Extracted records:
┄┄┄┄┄┄

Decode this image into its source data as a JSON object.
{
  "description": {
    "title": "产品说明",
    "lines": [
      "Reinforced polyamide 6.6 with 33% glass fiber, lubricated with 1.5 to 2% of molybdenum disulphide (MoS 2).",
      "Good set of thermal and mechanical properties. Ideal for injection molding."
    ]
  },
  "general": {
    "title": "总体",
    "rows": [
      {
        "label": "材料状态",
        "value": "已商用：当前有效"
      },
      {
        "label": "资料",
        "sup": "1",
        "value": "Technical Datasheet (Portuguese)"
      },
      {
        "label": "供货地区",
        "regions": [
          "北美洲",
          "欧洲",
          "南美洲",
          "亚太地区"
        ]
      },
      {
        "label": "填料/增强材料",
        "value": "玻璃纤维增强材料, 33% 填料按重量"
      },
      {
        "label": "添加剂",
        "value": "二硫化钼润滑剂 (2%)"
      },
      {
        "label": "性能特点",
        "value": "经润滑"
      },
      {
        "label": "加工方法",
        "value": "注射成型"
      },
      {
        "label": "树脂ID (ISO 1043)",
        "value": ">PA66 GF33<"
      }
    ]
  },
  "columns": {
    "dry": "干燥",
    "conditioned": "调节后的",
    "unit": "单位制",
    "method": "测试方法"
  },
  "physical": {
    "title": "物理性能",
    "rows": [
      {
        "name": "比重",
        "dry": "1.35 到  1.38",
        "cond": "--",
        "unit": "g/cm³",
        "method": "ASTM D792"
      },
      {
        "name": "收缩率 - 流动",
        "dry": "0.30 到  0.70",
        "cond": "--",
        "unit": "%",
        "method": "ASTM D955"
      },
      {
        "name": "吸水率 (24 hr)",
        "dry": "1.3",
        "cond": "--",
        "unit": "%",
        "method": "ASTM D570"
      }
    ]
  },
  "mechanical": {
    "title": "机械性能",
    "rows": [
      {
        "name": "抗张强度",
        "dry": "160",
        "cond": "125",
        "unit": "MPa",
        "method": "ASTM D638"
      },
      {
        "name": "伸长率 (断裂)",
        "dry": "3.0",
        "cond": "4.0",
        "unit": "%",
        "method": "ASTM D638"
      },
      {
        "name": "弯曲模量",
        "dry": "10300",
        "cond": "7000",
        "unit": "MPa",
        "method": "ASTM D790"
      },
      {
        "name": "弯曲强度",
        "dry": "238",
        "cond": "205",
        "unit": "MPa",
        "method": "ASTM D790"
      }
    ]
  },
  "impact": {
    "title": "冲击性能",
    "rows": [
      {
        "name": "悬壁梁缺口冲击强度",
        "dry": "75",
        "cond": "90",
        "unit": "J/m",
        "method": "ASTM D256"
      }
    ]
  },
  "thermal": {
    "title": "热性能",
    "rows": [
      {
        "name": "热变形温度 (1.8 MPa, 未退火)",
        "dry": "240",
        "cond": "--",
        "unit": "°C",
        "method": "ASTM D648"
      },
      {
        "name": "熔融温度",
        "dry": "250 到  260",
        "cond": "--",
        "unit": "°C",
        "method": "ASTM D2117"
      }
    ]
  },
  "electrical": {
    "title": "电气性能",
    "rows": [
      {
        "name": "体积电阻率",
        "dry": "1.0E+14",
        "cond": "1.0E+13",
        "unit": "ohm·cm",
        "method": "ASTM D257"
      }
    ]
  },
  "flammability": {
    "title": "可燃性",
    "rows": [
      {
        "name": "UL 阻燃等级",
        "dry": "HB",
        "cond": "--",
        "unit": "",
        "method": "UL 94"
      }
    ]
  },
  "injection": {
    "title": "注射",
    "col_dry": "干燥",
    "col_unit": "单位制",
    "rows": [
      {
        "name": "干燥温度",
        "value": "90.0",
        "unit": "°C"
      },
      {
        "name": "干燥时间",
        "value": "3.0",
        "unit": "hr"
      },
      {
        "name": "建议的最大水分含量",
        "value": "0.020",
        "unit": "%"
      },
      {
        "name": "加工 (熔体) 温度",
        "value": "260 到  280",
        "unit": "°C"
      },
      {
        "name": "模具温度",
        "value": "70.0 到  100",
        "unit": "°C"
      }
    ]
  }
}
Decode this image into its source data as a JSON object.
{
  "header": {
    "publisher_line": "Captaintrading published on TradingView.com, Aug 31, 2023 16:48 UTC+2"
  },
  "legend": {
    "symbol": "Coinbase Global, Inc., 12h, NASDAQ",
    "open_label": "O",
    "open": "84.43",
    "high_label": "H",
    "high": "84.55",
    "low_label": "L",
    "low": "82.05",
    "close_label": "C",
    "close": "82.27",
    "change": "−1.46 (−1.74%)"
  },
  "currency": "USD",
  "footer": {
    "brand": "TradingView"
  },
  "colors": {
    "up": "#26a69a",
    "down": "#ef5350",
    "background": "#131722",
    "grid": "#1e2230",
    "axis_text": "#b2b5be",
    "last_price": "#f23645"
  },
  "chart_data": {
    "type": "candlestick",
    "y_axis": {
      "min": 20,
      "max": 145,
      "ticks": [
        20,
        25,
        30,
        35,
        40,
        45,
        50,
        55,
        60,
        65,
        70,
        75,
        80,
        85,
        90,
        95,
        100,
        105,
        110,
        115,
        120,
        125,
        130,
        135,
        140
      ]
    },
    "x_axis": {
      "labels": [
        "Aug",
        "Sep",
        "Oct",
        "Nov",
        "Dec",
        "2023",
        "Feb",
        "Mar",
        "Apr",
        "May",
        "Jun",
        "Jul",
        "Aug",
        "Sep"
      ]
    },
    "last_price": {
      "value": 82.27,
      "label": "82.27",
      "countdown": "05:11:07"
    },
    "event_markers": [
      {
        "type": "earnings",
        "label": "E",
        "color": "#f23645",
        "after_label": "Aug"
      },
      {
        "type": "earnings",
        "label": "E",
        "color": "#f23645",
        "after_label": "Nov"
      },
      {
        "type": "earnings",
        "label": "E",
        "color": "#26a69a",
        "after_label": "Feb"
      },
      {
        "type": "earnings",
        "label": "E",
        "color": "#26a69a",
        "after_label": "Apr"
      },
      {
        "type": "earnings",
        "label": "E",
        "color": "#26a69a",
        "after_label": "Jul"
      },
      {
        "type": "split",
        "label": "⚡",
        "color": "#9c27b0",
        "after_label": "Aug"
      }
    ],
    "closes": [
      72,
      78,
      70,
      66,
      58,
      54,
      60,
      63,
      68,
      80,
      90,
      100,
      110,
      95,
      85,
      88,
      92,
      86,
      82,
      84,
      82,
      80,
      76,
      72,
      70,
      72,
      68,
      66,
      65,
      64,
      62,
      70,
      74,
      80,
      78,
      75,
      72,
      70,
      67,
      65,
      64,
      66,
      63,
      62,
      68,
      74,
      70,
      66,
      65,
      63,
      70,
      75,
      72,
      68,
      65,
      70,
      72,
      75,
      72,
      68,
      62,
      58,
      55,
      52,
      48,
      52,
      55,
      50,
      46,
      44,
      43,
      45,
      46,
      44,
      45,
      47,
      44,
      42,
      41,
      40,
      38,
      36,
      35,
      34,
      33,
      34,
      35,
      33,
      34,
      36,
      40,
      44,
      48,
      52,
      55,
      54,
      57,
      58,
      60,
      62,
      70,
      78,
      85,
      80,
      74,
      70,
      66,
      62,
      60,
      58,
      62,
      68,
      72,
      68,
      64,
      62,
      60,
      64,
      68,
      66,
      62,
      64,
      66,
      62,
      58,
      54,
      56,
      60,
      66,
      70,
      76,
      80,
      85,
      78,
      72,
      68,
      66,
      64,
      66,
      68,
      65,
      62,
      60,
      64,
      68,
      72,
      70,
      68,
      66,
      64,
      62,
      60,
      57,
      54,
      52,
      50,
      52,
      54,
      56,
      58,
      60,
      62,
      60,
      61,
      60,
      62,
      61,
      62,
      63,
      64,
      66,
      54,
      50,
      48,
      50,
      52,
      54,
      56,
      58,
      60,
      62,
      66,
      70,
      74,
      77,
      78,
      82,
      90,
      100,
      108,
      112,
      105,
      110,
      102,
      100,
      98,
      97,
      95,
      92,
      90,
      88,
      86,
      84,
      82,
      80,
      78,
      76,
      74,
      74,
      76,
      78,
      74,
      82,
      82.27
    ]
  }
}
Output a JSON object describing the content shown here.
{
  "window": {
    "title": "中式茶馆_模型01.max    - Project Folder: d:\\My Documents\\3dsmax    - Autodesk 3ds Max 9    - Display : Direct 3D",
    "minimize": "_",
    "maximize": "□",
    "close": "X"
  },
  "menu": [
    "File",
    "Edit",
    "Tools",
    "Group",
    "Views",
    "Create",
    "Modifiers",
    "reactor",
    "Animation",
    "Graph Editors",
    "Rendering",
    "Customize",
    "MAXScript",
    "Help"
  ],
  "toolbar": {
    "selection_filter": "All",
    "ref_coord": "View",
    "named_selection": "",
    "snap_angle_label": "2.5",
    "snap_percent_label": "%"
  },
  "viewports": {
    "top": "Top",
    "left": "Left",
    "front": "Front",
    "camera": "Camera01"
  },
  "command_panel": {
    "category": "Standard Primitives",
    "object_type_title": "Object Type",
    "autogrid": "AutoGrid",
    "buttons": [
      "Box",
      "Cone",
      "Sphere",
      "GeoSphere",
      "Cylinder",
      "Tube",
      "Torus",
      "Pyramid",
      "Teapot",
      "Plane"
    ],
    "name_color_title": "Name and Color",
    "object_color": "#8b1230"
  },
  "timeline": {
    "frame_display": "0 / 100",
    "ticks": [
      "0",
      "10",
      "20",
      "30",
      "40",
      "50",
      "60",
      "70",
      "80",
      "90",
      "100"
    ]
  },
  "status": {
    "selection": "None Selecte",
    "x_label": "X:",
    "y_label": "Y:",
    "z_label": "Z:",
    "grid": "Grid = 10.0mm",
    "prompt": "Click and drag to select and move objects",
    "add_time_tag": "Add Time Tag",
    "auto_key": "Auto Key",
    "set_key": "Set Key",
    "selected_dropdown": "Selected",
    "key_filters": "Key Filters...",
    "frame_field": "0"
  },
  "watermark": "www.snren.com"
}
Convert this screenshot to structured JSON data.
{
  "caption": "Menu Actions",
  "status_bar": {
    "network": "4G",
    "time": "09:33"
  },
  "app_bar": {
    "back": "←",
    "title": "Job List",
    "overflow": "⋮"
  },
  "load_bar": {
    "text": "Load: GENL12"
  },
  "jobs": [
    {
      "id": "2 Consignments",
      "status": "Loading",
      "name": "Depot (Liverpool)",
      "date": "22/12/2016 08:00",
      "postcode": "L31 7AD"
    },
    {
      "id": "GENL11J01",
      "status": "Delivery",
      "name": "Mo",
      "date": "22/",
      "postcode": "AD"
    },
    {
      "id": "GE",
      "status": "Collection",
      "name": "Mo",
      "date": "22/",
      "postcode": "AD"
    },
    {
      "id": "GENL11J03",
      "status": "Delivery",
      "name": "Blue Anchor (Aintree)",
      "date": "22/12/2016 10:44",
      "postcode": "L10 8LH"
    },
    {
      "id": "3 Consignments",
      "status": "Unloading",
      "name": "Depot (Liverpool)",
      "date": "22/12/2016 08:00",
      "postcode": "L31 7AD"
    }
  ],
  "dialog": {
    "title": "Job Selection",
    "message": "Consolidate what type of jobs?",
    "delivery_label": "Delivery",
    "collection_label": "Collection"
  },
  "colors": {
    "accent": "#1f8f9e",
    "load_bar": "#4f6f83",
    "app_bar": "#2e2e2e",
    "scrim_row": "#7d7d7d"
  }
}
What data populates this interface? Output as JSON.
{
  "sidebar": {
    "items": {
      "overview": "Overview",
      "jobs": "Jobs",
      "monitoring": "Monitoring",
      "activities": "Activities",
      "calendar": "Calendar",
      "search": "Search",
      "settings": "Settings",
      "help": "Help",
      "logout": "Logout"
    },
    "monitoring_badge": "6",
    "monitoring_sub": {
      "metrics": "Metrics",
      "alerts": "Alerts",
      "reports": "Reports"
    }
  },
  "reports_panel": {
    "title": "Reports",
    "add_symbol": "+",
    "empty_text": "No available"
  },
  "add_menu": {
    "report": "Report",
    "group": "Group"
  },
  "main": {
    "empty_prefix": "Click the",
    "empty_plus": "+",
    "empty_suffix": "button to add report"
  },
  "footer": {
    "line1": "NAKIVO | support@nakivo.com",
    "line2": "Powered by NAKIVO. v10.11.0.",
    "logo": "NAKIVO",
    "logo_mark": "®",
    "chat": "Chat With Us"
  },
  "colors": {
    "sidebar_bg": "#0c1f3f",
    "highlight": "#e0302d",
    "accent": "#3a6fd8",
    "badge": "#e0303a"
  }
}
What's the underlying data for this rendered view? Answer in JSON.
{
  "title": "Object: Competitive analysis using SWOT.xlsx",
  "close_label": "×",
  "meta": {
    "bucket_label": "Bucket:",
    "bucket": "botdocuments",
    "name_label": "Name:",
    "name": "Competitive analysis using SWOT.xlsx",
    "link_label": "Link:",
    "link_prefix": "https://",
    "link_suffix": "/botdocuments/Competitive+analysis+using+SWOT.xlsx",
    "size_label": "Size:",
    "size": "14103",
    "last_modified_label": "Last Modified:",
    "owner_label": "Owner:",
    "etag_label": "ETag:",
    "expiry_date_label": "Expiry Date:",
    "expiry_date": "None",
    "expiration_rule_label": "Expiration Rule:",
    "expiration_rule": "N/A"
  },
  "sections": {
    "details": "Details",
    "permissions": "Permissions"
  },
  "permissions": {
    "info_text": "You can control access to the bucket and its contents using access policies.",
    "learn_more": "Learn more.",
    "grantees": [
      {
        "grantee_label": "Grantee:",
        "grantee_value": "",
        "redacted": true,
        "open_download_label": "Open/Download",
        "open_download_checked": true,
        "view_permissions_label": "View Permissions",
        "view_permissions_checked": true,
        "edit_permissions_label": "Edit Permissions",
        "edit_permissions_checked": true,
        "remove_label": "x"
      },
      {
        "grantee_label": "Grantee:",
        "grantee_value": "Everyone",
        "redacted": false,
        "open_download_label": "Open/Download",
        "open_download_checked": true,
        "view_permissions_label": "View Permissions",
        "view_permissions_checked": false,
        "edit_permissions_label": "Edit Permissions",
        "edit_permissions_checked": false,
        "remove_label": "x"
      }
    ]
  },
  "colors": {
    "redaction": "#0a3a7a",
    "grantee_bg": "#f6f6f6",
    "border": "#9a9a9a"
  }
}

┄┄┄┄┄┄

Your task:
Respond with the number of lines containing "true" and no additional words.

Final answer:
5